==== Provided entries
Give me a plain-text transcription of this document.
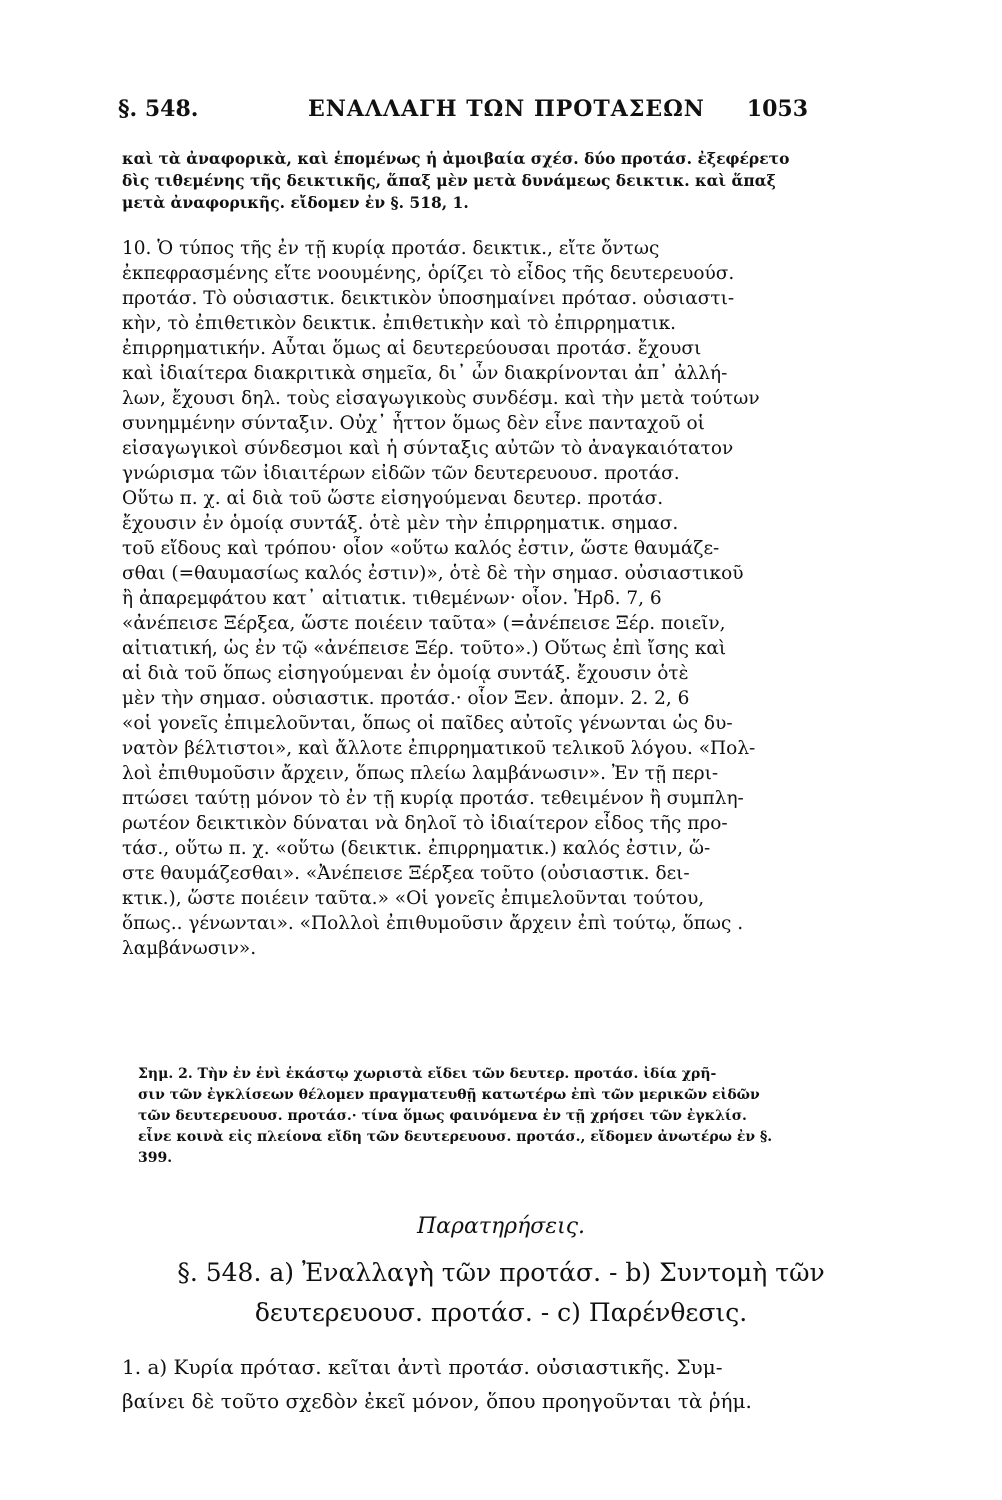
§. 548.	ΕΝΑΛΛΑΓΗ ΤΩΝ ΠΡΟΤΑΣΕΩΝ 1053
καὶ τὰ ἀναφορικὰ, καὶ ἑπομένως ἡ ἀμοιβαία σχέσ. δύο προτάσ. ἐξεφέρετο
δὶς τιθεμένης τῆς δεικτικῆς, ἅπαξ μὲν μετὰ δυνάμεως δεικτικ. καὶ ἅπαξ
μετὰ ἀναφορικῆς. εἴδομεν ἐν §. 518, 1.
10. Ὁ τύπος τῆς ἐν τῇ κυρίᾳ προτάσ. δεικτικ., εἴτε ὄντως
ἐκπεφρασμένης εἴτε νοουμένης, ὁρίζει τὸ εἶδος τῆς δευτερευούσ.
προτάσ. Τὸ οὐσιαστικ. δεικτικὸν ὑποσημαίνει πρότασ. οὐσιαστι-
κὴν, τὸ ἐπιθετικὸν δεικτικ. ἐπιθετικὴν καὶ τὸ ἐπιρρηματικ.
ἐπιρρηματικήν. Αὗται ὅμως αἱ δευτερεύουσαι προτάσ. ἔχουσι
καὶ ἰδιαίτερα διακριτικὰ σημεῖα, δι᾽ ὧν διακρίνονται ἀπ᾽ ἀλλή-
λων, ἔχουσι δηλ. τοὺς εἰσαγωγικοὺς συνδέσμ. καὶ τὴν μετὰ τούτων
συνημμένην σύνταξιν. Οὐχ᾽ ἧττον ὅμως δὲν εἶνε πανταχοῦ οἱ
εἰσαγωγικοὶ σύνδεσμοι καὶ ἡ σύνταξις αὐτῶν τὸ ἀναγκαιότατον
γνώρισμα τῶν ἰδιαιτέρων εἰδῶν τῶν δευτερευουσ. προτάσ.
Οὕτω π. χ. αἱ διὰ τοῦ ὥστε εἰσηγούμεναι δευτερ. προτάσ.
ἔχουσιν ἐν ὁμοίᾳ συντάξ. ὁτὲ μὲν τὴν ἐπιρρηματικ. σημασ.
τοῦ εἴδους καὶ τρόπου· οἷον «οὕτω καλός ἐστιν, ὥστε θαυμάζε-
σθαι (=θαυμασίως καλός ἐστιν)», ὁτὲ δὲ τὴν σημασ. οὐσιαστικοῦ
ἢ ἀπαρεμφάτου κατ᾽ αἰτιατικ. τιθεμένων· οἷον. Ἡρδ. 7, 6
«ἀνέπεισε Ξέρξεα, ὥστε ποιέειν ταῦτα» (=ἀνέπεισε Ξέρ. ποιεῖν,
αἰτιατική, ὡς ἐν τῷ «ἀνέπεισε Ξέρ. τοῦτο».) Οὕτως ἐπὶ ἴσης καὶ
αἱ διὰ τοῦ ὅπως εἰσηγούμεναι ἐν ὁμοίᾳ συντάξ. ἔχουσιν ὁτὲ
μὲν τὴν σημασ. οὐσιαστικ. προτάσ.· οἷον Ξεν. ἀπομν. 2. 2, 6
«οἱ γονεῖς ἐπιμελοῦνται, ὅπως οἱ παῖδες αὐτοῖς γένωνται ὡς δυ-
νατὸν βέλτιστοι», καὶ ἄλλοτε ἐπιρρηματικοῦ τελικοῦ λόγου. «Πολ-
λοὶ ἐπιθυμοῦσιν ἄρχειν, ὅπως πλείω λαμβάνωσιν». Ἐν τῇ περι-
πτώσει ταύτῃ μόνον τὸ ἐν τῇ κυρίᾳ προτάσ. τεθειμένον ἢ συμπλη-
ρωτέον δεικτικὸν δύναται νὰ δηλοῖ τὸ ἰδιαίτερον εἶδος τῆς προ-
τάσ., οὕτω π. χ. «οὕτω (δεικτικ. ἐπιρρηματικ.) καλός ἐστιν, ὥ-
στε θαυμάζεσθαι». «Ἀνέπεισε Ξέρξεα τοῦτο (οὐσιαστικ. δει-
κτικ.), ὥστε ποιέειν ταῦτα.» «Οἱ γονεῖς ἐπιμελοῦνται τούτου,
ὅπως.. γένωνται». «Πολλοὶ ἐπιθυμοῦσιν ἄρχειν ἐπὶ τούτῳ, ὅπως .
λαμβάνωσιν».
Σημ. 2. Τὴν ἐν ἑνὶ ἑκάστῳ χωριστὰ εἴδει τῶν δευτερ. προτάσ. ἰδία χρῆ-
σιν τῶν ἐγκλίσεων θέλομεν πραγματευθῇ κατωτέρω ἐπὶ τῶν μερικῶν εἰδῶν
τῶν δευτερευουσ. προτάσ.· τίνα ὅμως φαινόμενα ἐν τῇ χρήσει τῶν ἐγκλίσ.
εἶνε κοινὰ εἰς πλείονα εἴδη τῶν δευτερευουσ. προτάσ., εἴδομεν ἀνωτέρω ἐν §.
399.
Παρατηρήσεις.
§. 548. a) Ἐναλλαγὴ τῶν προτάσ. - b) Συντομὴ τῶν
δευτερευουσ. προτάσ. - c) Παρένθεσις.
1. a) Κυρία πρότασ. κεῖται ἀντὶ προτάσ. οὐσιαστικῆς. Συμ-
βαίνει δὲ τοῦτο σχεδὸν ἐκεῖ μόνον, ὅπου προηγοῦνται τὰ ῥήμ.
========
What is asked: Count every line in the preceding entries where the string "συντάξ" appears, then state only the total.

The output: 2